• _What the task asks_:
Rewrite every line of the listing below as a JSON list of strings, with one string per line and no blank lines.

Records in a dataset
####################
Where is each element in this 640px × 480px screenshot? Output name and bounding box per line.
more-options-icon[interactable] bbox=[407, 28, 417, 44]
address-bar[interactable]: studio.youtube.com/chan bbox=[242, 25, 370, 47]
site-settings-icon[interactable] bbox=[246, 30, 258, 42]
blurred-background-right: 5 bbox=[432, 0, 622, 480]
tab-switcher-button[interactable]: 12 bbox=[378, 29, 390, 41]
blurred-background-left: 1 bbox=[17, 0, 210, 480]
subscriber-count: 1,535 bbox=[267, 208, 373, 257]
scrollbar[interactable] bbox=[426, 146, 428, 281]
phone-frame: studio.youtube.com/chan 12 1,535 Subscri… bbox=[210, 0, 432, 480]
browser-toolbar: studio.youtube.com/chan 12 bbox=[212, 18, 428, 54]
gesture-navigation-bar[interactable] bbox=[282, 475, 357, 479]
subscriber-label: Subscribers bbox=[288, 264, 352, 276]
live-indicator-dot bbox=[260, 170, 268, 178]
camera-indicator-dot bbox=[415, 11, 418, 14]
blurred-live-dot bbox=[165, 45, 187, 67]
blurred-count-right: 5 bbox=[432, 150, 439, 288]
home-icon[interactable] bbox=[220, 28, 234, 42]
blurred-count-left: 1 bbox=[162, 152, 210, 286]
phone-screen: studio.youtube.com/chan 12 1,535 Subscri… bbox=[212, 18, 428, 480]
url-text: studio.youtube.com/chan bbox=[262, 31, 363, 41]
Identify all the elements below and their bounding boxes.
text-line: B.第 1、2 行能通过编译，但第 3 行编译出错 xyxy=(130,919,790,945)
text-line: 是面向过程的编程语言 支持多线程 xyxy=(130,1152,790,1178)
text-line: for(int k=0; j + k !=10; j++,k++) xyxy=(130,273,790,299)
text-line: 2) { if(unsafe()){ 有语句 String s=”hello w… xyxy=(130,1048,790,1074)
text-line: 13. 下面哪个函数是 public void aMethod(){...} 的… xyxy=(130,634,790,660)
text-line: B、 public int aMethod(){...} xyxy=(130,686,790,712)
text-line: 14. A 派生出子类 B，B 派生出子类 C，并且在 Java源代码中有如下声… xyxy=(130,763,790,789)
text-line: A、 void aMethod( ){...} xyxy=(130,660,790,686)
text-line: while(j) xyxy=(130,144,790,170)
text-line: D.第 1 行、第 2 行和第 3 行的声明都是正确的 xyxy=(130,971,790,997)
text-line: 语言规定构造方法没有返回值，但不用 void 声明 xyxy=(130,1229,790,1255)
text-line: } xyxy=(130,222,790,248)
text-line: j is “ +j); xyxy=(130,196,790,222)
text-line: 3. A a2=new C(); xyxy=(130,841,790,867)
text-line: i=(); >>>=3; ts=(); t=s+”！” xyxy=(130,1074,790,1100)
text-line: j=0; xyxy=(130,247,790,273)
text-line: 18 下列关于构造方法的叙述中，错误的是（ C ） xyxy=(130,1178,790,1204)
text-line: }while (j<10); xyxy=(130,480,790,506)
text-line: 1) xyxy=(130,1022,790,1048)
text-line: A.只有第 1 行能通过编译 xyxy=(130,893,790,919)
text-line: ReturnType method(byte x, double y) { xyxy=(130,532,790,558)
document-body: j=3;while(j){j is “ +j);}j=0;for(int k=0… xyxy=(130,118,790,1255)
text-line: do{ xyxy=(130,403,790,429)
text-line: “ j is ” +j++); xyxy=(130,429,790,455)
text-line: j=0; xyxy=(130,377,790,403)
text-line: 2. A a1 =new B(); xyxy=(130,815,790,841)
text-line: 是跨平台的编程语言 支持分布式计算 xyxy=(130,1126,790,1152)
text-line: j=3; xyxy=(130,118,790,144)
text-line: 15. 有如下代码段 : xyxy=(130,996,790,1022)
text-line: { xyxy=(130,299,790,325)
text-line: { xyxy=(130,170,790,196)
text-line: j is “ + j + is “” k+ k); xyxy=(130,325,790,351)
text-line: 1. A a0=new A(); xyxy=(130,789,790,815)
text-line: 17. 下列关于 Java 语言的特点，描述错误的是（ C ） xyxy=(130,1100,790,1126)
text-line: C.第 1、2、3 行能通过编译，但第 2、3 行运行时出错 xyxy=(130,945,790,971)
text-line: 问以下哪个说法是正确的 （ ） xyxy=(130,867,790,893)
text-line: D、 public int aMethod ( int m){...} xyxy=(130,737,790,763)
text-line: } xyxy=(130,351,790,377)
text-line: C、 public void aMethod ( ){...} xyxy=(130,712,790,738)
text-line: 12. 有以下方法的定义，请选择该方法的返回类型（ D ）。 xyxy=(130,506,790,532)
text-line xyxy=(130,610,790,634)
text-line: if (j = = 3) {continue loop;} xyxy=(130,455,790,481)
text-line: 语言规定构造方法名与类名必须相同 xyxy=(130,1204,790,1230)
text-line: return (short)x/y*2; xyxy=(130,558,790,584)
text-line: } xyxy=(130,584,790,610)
####################
• _Solution to the problem_:
[
  "Where is each element in this 640px × 480px screenshot? Output name and bounding box per line.",
  "more-options-icon[interactable] bbox=[407, 28, 417, 44]",
  "address-bar[interactable]: studio.youtube.com/chan bbox=[242, 25, 370, 47]",
  "site-settings-icon[interactable] bbox=[246, 30, 258, 42]",
  "blurred-background-right: 5 bbox=[432, 0, 622, 480]",
  "tab-switcher-button[interactable]: 12 bbox=[378, 29, 390, 41]",
  "blurred-background-left: 1 bbox=[17, 0, 210, 480]",
  "subscriber-count: 1,535 bbox=[267, 208, 373, 257]",
  "scrollbar[interactable] bbox=[426, 146, 428, 281]",
  "phone-frame: studio.youtube.com/chan 12 1,535 Subscri… bbox=[210, 0, 432, 480]",
  "browser-toolbar: studio.youtube.com/chan 12 bbox=[212, 18, 428, 54]",
  "gesture-navigation-bar[interactable] bbox=[282, 475, 357, 479]",
  "subscriber-label: Subscribers bbox=[288, 264, 352, 276]",
  "live-indicator-dot bbox=[260, 170, 268, 178]",
  "camera-indicator-dot bbox=[415, 11, 418, 14]",
  "blurred-live-dot bbox=[165, 45, 187, 67]",
  "blurred-count-right: 5 bbox=[432, 150, 439, 288]",
  "home-icon[interactable] bbox=[220, 28, 234, 42]",
  "blurred-count-left: 1 bbox=[162, 152, 210, 286]",
  "phone-screen: studio.youtube.com/chan 12 1,535 Subscri… bbox=[212, 18, 428, 480]",
  "url-text: studio.youtube.com/chan bbox=[262, 31, 363, 41]",
  "Identify all the elements below and their bounding boxes.",
  "text-line: B.第 1、2 行能通过编译，但第 3 行编译出错 xyxy=(130,919,790,945)",
  "text-line: 是面向过程的编程语言 支持多线程 xyxy=(130,1152,790,1178)",
  "text-line: for(int k=0; j + k !=10; j++,k++) xyxy=(130,273,790,299)",
  "text-line: 2) { if(unsafe()){ 有语句 String s=”hello w… xyxy=(130,1048,790,1074)",
  "text-line: 13. 下面哪个函数是 public void aMethod(){...} 的… xyxy=(130,634,790,660)",
  "text-line: B、 public int aMethod(){...} xyxy=(130,686,790,712)",
  "text-line: 14. A 派生出子类 B，B 派生出子类 C，并且在 Java源代码中有如下声… xyxy=(130,763,790,789)",
  "text-line: A、 void aMethod( ){...} xyxy=(130,660,790,686)",
  "text-line: while(j) xyxy=(130,144,790,170)",
  "text-line: D.第 1 行、第 2 行和第 3 行的声明都是正确的 xyxy=(130,971,790,997)",
  "text-line: 语言规定构造方法没有返回值，但不用 void 声明 xyxy=(130,1229,790,1255)",
  "text-line: } xyxy=(130,222,790,248)",
  "text-line: j is “ +j); xyxy=(130,196,790,222)",
  "text-line: 3. A a2=new C(); xyxy=(130,841,790,867)",
  "text-line: i=(); >>>=3; ts=(); t=s+”！” xyxy=(130,1074,790,1100)",
  "text-line: j=0; xyxy=(130,247,790,273)",
  "text-line: 18 下列关于构造方法的叙述中，错误的是（ C ） xyxy=(130,1178,790,1204)",
  "text-line: }while (j<10); xyxy=(130,480,790,506)",
  "text-line: 1) xyxy=(130,1022,790,1048)",
  "text-line: A.只有第 1 行能通过编译 xyxy=(130,893,790,919)",
  "text-line: ReturnType method(byte x, double y) { xyxy=(130,532,790,558)",
  "document-body: j=3;while(j){j is “ +j);}j=0;for(int k=0… xyxy=(130,118,790,1255)",
  "text-line: do{ xyxy=(130,403,790,429)",
  "text-line: “ j is ” +j++); xyxy=(130,429,790,455)",
  "text-line: j=0; xyxy=(130,377,790,403)",
  "text-line: 2. A a1 =new B(); xyxy=(130,815,790,841)",
  "text-line: 是跨平台的编程语言 支持分布式计算 xyxy=(130,1126,790,1152)",
  "text-line: j=3; xyxy=(130,118,790,144)",
  "text-line: 15. 有如下代码段 : xyxy=(130,996,790,1022)",
  "text-line: { xyxy=(130,299,790,325)",
  "text-line: { xyxy=(130,170,790,196)",
  "text-line: j is “ + j + is “” k+ k); xyxy=(130,325,790,351)",
  "text-line: 1. A a0=new A(); xyxy=(130,789,790,815)",
  "text-line: 17. 下列关于 Java 语言的特点，描述错误的是（ C ） xyxy=(130,1100,790,1126)",
  "text-line: C.第 1、2、3 行能通过编译，但第 2、3 行运行时出错 xyxy=(130,945,790,971)",
  "text-line: 问以下哪个说法是正确的 （ ） xyxy=(130,867,790,893)",
  "text-line: D、 public int aMethod ( int m){...} xyxy=(130,737,790,763)",
  "text-line: } xyxy=(130,351,790,377)",
  "text-line: C、 public void aMethod ( ){...} xyxy=(130,712,790,738)",
  "text-line: 12. 有以下方法的定义，请选择该方法的返回类型（ D ）。 xyxy=(130,506,790,532)",
  "text-line xyxy=(130,610,790,634)",
  "text-line: if (j = = 3) {continue loop;} xyxy=(130,455,790,481)",
  "text-line: 语言规定构造方法名与类名必须相同 xyxy=(130,1204,790,1230)",
  "text-line: return (short)x/y*2; xyxy=(130,558,790,584)",
  "text-line: } xyxy=(130,584,790,610)"
]